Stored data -
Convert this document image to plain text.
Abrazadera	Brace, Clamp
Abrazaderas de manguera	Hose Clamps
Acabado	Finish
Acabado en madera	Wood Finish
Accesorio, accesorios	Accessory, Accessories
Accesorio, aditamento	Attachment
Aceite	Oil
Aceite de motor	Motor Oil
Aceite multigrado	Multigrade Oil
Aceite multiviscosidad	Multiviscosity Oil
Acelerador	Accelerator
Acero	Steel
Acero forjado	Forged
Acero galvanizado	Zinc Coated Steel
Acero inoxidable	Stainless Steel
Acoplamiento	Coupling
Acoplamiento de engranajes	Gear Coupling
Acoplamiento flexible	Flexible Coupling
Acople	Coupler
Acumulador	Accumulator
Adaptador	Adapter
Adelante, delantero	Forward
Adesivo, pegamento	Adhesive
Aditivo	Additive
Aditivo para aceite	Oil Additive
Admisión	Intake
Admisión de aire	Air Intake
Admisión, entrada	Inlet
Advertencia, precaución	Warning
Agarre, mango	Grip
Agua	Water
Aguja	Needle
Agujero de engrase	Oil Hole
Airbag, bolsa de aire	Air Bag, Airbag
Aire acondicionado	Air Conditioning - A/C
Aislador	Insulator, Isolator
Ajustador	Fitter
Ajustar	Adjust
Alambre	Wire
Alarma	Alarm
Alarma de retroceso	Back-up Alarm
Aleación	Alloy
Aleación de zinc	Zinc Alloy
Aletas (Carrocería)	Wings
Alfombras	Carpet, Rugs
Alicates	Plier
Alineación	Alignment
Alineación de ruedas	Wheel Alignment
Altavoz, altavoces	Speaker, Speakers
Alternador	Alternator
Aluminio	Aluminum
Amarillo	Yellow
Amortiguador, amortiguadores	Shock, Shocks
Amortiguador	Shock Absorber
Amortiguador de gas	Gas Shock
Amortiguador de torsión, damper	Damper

What you should do -
Print every entry exactly as it appears.

Solution for this exercise -
Convert this document image to plain text.
Abrazadera	Brace, Clamp
Abrazaderas de manguera	Hose Clamps
Acabado	Finish
Acabado en madera	Wood Finish
Accesorio, accesorios	Accessory, Accessories
Accesorio, aditamento	Attachment
Aceite	Oil
Aceite de motor	Motor Oil
Aceite multigrado	Multigrade Oil
Aceite multiviscosidad	Multiviscosity Oil
Acelerador	Accelerator
Acero	Steel
Acero forjado	Forged
Acero galvanizado	Zinc Coated Steel
Acero inoxidable	Stainless Steel
Acoplamiento	Coupling
Acoplamiento de engranajes	Gear Coupling
Acoplamiento flexible	Flexible Coupling
Acople	Coupler
Acumulador	Accumulator
Adaptador	Adapter
Adelante, delantero	Forward
Adesivo, pegamento	Adhesive
Aditivo	Additive
Aditivo para aceite	Oil Additive
Admisión	Intake
Admisión de aire	Air Intake
Admisión, entrada	Inlet
Advertencia, precaución	Warning
Agarre, mango	Grip
Agua	Water
Aguja	Needle
Agujero de engrase	Oil Hole
Airbag, bolsa de aire	Air Bag, Airbag
Aire acondicionado	Air Conditioning - A/C
Aislador	Insulator, Isolator
Ajustador	Fitter
Ajustar	Adjust
Alambre	Wire
Alarma	Alarm
Alarma de retroceso	Back-up Alarm
Aleación	Alloy
Aleación de zinc	Zinc Alloy
Aletas (Carrocería)	Wings
Alfombras	Carpet, Rugs
Alicates	Plier
Alineación	Alignment
Alineación de ruedas	Wheel Alignment
Altavoz, altavoces	Speaker, Speakers
Alternador	Alternator
Aluminio	Aluminum
Amarillo	Yellow
Amortiguador, amortiguadores	Shock, Shocks
Amortiguador	Shock Absorber
Amortiguador de gas	Gas Shock
Amortiguador de torsión, damper	Damper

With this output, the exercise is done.